The records:
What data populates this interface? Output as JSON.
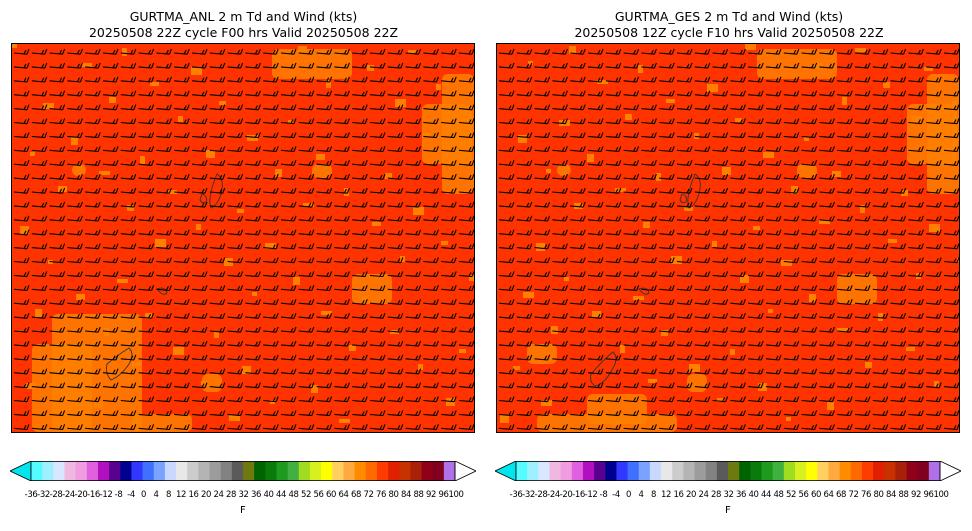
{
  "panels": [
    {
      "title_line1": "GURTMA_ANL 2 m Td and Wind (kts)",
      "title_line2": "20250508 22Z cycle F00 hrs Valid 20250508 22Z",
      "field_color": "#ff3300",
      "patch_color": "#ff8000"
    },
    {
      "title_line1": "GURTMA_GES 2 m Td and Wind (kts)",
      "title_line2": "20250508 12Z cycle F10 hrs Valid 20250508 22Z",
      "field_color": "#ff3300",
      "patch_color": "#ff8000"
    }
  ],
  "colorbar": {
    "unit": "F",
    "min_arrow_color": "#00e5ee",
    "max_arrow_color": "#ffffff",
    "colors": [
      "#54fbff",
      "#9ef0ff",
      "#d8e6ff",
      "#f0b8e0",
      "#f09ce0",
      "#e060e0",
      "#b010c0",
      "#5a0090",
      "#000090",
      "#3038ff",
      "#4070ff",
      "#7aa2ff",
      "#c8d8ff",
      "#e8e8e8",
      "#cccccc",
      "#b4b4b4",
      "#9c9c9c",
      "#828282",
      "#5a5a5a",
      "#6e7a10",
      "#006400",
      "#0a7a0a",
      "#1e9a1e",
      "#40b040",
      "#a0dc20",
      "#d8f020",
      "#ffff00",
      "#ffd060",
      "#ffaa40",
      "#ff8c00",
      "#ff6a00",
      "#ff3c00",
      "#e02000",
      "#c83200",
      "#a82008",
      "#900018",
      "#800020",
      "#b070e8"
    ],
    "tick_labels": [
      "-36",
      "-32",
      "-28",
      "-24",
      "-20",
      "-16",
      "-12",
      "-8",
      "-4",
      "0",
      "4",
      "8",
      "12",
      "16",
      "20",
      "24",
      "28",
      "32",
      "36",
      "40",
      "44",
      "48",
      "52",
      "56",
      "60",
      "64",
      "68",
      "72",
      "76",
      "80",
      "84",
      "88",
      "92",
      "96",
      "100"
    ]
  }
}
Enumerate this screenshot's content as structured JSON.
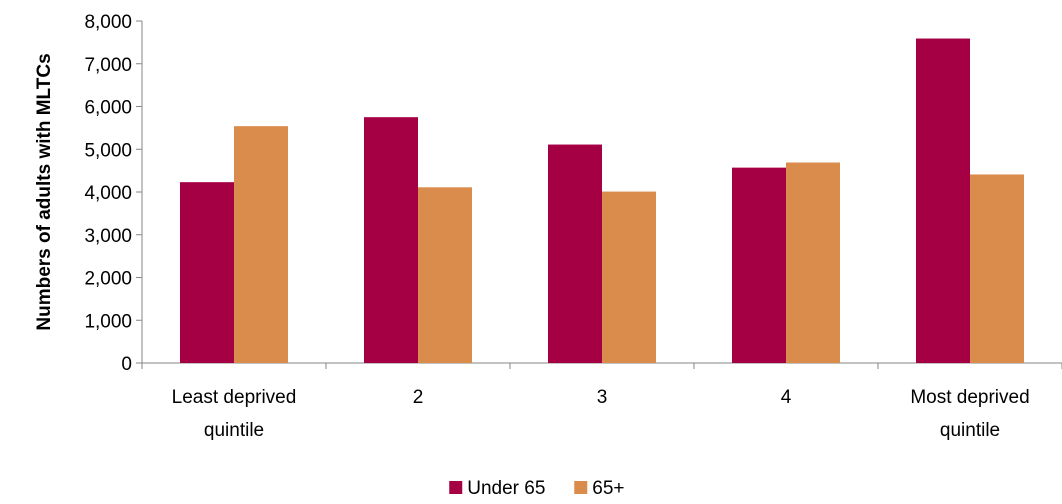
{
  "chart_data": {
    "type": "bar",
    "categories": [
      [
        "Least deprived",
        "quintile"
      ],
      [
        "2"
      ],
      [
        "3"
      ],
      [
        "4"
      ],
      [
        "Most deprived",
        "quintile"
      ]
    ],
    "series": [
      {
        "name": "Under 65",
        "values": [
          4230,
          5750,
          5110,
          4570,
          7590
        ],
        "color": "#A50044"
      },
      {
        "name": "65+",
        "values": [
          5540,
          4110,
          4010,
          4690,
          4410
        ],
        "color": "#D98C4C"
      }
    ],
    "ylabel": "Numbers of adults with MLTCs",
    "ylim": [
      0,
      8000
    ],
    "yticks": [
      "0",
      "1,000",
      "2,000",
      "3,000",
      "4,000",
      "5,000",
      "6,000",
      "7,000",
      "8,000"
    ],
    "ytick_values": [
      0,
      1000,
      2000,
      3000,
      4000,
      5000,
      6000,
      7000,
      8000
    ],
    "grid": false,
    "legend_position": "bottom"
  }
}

What to work on: Copy out every line holding the string "Valid".

Expected output:
      "title_line2": "20250508 22Z cycle F00 hrs Valid 20250508 22Z",
      "title_line2": "20250508 12Z cycle F10 hrs Valid 20250508 22Z",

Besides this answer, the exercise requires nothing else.